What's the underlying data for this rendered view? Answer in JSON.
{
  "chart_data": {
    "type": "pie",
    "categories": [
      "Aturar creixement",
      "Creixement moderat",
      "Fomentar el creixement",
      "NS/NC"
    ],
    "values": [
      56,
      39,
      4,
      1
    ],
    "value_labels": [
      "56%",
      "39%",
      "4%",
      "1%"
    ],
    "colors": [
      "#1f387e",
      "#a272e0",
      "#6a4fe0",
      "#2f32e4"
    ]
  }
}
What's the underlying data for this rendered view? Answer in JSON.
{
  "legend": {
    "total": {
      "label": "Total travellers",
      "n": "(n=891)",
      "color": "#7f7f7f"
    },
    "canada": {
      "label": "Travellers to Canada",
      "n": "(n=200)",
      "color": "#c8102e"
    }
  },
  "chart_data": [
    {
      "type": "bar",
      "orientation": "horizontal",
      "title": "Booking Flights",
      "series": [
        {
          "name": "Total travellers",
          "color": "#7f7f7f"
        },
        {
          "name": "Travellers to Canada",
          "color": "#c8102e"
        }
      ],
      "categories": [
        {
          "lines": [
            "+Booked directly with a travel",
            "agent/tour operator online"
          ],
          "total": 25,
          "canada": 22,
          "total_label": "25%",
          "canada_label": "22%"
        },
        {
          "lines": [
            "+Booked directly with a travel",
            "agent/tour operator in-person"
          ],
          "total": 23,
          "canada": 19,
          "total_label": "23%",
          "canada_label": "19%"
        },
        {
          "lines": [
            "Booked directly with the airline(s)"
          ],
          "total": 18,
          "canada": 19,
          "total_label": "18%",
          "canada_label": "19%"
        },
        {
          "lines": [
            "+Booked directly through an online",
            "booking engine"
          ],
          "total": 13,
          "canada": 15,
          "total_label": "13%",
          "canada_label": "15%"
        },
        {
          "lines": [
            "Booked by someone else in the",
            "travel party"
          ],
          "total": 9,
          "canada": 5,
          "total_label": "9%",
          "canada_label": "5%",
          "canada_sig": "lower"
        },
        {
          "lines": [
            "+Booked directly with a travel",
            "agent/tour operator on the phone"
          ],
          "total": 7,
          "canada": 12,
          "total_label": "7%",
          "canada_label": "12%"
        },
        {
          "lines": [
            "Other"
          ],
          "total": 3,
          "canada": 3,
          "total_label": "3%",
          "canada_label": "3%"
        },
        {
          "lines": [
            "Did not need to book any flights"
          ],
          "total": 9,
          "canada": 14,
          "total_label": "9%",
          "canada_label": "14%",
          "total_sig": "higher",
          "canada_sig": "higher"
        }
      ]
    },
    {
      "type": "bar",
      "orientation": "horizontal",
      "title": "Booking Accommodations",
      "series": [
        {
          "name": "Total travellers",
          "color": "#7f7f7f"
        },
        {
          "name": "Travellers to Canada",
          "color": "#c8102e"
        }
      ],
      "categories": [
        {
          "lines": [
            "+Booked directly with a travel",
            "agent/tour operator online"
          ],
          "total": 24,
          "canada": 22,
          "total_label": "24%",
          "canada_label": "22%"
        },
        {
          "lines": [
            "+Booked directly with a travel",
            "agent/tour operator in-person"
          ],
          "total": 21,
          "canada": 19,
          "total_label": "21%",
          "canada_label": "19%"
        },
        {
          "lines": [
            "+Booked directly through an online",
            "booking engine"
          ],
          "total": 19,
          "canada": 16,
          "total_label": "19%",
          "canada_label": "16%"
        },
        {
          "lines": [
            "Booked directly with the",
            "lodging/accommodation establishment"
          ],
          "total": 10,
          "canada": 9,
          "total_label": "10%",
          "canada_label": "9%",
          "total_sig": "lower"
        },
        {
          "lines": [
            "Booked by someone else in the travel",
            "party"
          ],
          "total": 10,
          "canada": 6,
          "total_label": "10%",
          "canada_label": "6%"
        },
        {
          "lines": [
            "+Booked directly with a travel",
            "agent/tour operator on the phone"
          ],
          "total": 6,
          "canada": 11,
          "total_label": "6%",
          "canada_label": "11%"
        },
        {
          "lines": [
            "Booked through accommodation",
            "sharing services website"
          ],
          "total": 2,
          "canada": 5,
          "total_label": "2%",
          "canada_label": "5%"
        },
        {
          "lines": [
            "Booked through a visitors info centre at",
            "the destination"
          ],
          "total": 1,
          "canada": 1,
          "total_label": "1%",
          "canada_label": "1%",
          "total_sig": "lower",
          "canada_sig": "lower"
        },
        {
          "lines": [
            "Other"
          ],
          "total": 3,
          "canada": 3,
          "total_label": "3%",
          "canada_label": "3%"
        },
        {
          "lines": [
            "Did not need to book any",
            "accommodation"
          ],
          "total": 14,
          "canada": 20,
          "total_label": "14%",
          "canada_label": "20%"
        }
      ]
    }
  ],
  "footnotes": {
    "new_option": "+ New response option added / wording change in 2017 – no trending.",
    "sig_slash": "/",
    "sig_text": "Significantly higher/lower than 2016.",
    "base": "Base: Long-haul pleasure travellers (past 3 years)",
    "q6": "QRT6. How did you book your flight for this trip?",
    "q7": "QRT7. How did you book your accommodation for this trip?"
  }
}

**Exercise objective**
Return the material exactly as it stands.

**The response**
What's the underlying data for this rendered view? Answer in JSON.
{
  "chart_data": {
    "type": "pie",
    "categories": [
      "Aturar creixement",
      "Creixement moderat",
      "Fomentar el creixement",
      "NS/NC"
    ],
    "values": [
      56,
      39,
      4,
      1
    ],
    "value_labels": [
      "56%",
      "39%",
      "4%",
      "1%"
    ],
    "colors": [
      "#1f387e",
      "#a272e0",
      "#6a4fe0",
      "#2f32e4"
    ]
  }
}
What's the underlying data for this rendered view? Answer in JSON.
{
  "legend": {
    "total": {
      "label": "Total travellers",
      "n": "(n=891)",
      "color": "#7f7f7f"
    },
    "canada": {
      "label": "Travellers to Canada",
      "n": "(n=200)",
      "color": "#c8102e"
    }
  },
  "chart_data": [
    {
      "type": "bar",
      "orientation": "horizontal",
      "title": "Booking Flights",
      "series": [
        {
          "name": "Total travellers",
          "color": "#7f7f7f"
        },
        {
          "name": "Travellers to Canada",
          "color": "#c8102e"
        }
      ],
      "categories": [
        {
          "lines": [
            "+Booked directly with a travel",
            "agent/tour operator online"
          ],
          "total": 25,
          "canada": 22,
          "total_label": "25%",
          "canada_label": "22%"
        },
        {
          "lines": [
            "+Booked directly with a travel",
            "agent/tour operator in-person"
          ],
          "total": 23,
          "canada": 19,
          "total_label": "23%",
          "canada_label": "19%"
        },
        {
          "lines": [
            "Booked directly with the airline(s)"
          ],
          "total": 18,
          "canada": 19,
          "total_label": "18%",
          "canada_label": "19%"
        },
        {
          "lines": [
            "+Booked directly through an online",
            "booking engine"
          ],
          "total": 13,
          "canada": 15,
          "total_label": "13%",
          "canada_label": "15%"
        },
        {
          "lines": [
            "Booked by someone else in the",
            "travel party"
          ],
          "total": 9,
          "canada": 5,
          "total_label": "9%",
          "canada_label": "5%",
          "canada_sig": "lower"
        },
        {
          "lines": [
            "+Booked directly with a travel",
            "agent/tour operator on the phone"
          ],
          "total": 7,
          "canada": 12,
          "total_label": "7%",
          "canada_label": "12%"
        },
        {
          "lines": [
            "Other"
          ],
          "total": 3,
          "canada": 3,
          "total_label": "3%",
          "canada_label": "3%"
        },
        {
          "lines": [
            "Did not need to book any flights"
          ],
          "total": 9,
          "canada": 14,
          "total_label": "9%",
          "canada_label": "14%",
          "total_sig": "higher",
          "canada_sig": "higher"
        }
      ]
    },
    {
      "type": "bar",
      "orientation": "horizontal",
      "title": "Booking Accommodations",
      "series": [
        {
          "name": "Total travellers",
          "color": "#7f7f7f"
        },
        {
          "name": "Travellers to Canada",
          "color": "#c8102e"
        }
      ],
      "categories": [
        {
          "lines": [
            "+Booked directly with a travel",
            "agent/tour operator online"
          ],
          "total": 24,
          "canada": 22,
          "total_label": "24%",
          "canada_label": "22%"
        },
        {
          "lines": [
            "+Booked directly with a travel",
            "agent/tour operator in-person"
          ],
          "total": 21,
          "canada": 19,
          "total_label": "21%",
          "canada_label": "19%"
        },
        {
          "lines": [
            "+Booked directly through an online",
            "booking engine"
          ],
          "total": 19,
          "canada": 16,
          "total_label": "19%",
          "canada_label": "16%"
        },
        {
          "lines": [
            "Booked directly with the",
            "lodging/accommodation establishment"
          ],
          "total": 10,
          "canada": 9,
          "total_label": "10%",
          "canada_label": "9%",
          "total_sig": "lower"
        },
        {
          "lines": [
            "Booked by someone else in the travel",
            "party"
          ],
          "total": 10,
          "canada": 6,
          "total_label": "10%",
          "canada_label": "6%"
        },
        {
          "lines": [
            "+Booked directly with a travel",
            "agent/tour operator on the phone"
          ],
          "total": 6,
          "canada": 11,
          "total_label": "6%",
          "canada_label": "11%"
        },
        {
          "lines": [
            "Booked through accommodation",
            "sharing services website"
          ],
          "total": 2,
          "canada": 5,
          "total_label": "2%",
          "canada_label": "5%"
        },
        {
          "lines": [
            "Booked through a visitors info centre at",
            "the destination"
          ],
          "total": 1,
          "canada": 1,
          "total_label": "1%",
          "canada_label": "1%",
          "total_sig": "lower",
          "canada_sig": "lower"
        },
        {
          "lines": [
            "Other"
          ],
          "total": 3,
          "canada": 3,
          "total_label": "3%",
          "canada_label": "3%"
        },
        {
          "lines": [
            "Did not need to book any",
            "accommodation"
          ],
          "total": 14,
          "canada": 20,
          "total_label": "14%",
          "canada_label": "20%"
        }
      ]
    }
  ],
  "footnotes": {
    "new_option": "+ New response option added / wording change in 2017 – no trending.",
    "sig_slash": "/",
    "sig_text": "Significantly higher/lower than 2016.",
    "base": "Base: Long-haul pleasure travellers (past 3 years)",
    "q6": "QRT6. How did you book your flight for this trip?",
    "q7": "QRT7. How did you book your accommodation for this trip?"
  }
}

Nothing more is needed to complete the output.